WRITTEN REQUEST: Each line of the material must be repeated precisely, with the pictures left out.

STORED RECORDS:

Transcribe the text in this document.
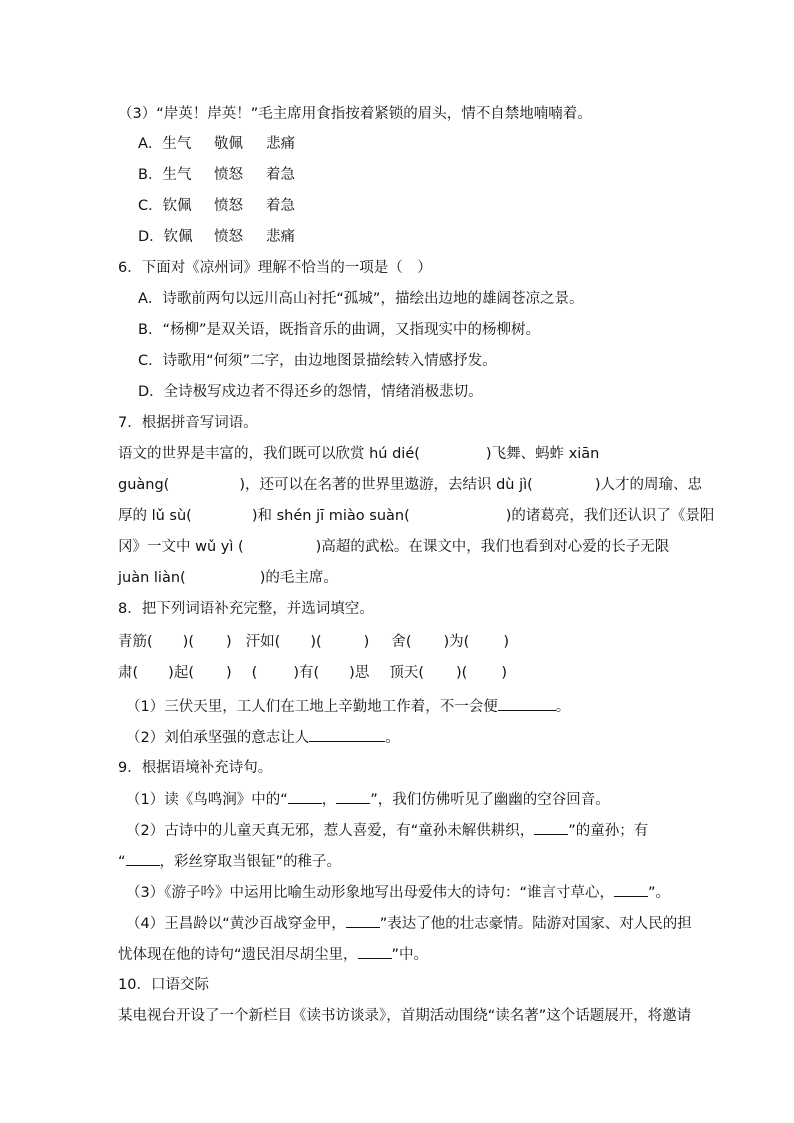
（3）“岸英！岸英！”毛主席用食指按着紧锁的眉头，情不自禁地喃喃着。
A．生气 敬佩 悲痛
B．生气 愤怒 着急
C．钦佩 愤怒 着急
D．钦佩 愤怒 悲痛
6．下面对《凉州词》理解不恰当的一项是（　）
A．诗歌前两句以远川高山衬托“孤城”，描绘出边地的雄阔苍凉之景。
B．“杨柳”是双关语，既指音乐的曲调，又指现实中的杨柳树。
C．诗歌用“何须”二字，由边地图景描绘转入情感抒发。
D．全诗极写戍边者不得还乡的怨情，情绪消极悲切。
7．根据拼音写词语。
语文的世界是丰富的，我们既可以欣赏 hú dié(	)飞舞、蚂蚱 xiān
guàng(	)，还可以在名著的世界里遨游，去结识 dù jì(	)人才的周瑜、忠
厚的 lǔ sù(	)和 shén jī miào suàn(	)的诸葛亮，我们还认识了《景阳
冈》一文中 wǔ yì (	)高超的武松。在课文中，我们也看到对心爱的长子无限
juàn liàn(	)的毛主席。
8．把下列词语补充完整，并选词填空。
青筋( )( ) 汗如( )(	) 舍( )为( )
肃( )起( ) ( )有( )思 顶天( )( )
（1）三伏天里，工人们在工地上辛勤地工作着，不一会便	。
（2）刘伯承坚强的意志让人	。
9．根据语境补充诗句。
（1）读《鸟鸣涧》中的“ ， ”，我们仿佛听见了幽幽的空谷回音。
（2）古诗中的儿童天真无邪，惹人喜爱，有“童孙未解供耕织， ”的童孙；有
“ ，彩丝穿取当银钲”的稚子。
（3）《游子吟》中运用比喻生动形象地写出母爱伟大的诗句：“谁言寸草心， ”。
（4）王昌龄以“黄沙百战穿金甲， ”表达了他的壮志豪情。陆游对国家、对人民的担
忧体现在他的诗句“遗民泪尽胡尘里， ”中。
10．口语交际
某电视台开设了一个新栏目《读书访谈录》，首期活动围绕“读名著”这个话题展开，将邀请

RESULT FOR THIS TASK:
Transcribe the text in this document.
（3）“岸英！岸英！”毛主席用食指按着紧锁的眉头，情不自禁地喃喃着。
A．生气 敬佩 悲痛
B．生气 愤怒 着急
C．钦佩 愤怒 着急
D．钦佩 愤怒 悲痛
6．下面对《凉州词》理解不恰当的一项是（　）
A．诗歌前两句以远川高山衬托“孤城”，描绘出边地的雄阔苍凉之景。
B．“杨柳”是双关语，既指音乐的曲调，又指现实中的杨柳树。
C．诗歌用“何须”二字，由边地图景描绘转入情感抒发。
D．全诗极写戍边者不得还乡的怨情，情绪消极悲切。
7．根据拼音写词语。
语文的世界是丰富的，我们既可以欣赏 hú dié(	)飞舞、蚂蚱 xiān
guàng(	)，还可以在名著的世界里遨游，去结识 dù jì(	)人才的周瑜、忠
厚的 lǔ sù(	)和 shén jī miào suàn(	)的诸葛亮，我们还认识了《景阳
冈》一文中 wǔ yì (	)高超的武松。在课文中，我们也看到对心爱的长子无限
juàn liàn(	)的毛主席。
8．把下列词语补充完整，并选词填空。
青筋( )( ) 汗如( )(	) 舍( )为( )
肃( )起( ) ( )有( )思 顶天( )( )
（1）三伏天里，工人们在工地上辛勤地工作着，不一会便	。
（2）刘伯承坚强的意志让人	。
9．根据语境补充诗句。
（1）读《鸟鸣涧》中的“ ， ”，我们仿佛听见了幽幽的空谷回音。
（2）古诗中的儿童天真无邪，惹人喜爱，有“童孙未解供耕织， ”的童孙；有
“ ，彩丝穿取当银钲”的稚子。
（3）《游子吟》中运用比喻生动形象地写出母爱伟大的诗句：“谁言寸草心， ”。
（4）王昌龄以“黄沙百战穿金甲， ”表达了他的壮志豪情。陆游对国家、对人民的担
忧体现在他的诗句“遗民泪尽胡尘里， ”中。
10．口语交际
某电视台开设了一个新栏目《读书访谈录》，首期活动围绕“读名著”这个话题展开，将邀请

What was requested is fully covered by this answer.